Instruction → Return the full listing exactly as it is written.

Records to use →
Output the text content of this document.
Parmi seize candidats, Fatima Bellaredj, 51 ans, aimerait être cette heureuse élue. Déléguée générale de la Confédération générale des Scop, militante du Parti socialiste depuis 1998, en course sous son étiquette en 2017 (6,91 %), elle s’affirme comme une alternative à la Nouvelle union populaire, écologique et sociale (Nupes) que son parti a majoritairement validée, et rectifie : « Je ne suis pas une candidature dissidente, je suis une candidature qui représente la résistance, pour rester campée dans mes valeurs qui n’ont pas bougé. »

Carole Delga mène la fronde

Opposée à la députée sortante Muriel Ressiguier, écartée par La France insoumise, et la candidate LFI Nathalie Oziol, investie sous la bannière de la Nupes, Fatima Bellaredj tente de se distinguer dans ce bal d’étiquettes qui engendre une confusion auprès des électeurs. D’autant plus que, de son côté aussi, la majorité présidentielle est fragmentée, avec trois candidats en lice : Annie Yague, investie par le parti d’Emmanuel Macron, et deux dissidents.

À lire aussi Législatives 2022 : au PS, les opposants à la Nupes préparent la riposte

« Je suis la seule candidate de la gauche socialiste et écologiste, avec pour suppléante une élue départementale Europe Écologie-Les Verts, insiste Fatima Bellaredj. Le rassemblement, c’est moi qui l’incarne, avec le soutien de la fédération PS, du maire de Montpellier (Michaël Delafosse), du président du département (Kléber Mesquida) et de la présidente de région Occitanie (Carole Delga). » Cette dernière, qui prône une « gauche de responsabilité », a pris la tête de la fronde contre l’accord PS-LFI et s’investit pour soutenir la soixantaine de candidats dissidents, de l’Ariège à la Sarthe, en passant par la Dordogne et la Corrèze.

Written response →
Output the text content of this document.
Parmi seize candidats, Fatima Bellaredj, 51 ans, aimerait être cette heureuse élue. Déléguée générale de la Confédération générale des Scop, militante du Parti socialiste depuis 1998, en course sous son étiquette en 2017 (6,91 %), elle s’affirme comme une alternative à la Nouvelle union populaire, écologique et sociale (Nupes) que son parti a majoritairement validée, et rectifie : « Je ne suis pas une candidature dissidente, je suis une candidature qui représente la résistance, pour rester campée dans mes valeurs qui n’ont pas bougé. »

Carole Delga mène la fronde

Opposée à la députée sortante Muriel Ressiguier, écartée par La France insoumise, et la candidate LFI Nathalie Oziol, investie sous la bannière de la Nupes, Fatima Bellaredj tente de se distinguer dans ce bal d’étiquettes qui engendre une confusion auprès des électeurs. D’autant plus que, de son côté aussi, la majorité présidentielle est fragmentée, avec trois candidats en lice : Annie Yague, investie par le parti d’Emmanuel Macron, et deux dissidents.

À lire aussi Législatives 2022 : au PS, les opposants à la Nupes préparent la riposte

« Je suis la seule candidate de la gauche socialiste et écologiste, avec pour suppléante une élue départementale Europe Écologie-Les Verts, insiste Fatima Bellaredj. Le rassemblement, c’est moi qui l’incarne, avec le soutien de la fédération PS, du maire de Montpellier (Michaël Delafosse), du président du département (Kléber Mesquida) et de la présidente de région Occitanie (Carole Delga). » Cette dernière, qui prône une « gauche de responsabilité », a pris la tête de la fronde contre l’accord PS-LFI et s’investit pour soutenir la soixantaine de candidats dissidents, de l’Ariège à la Sarthe, en passant par la Dordogne et la Corrèze.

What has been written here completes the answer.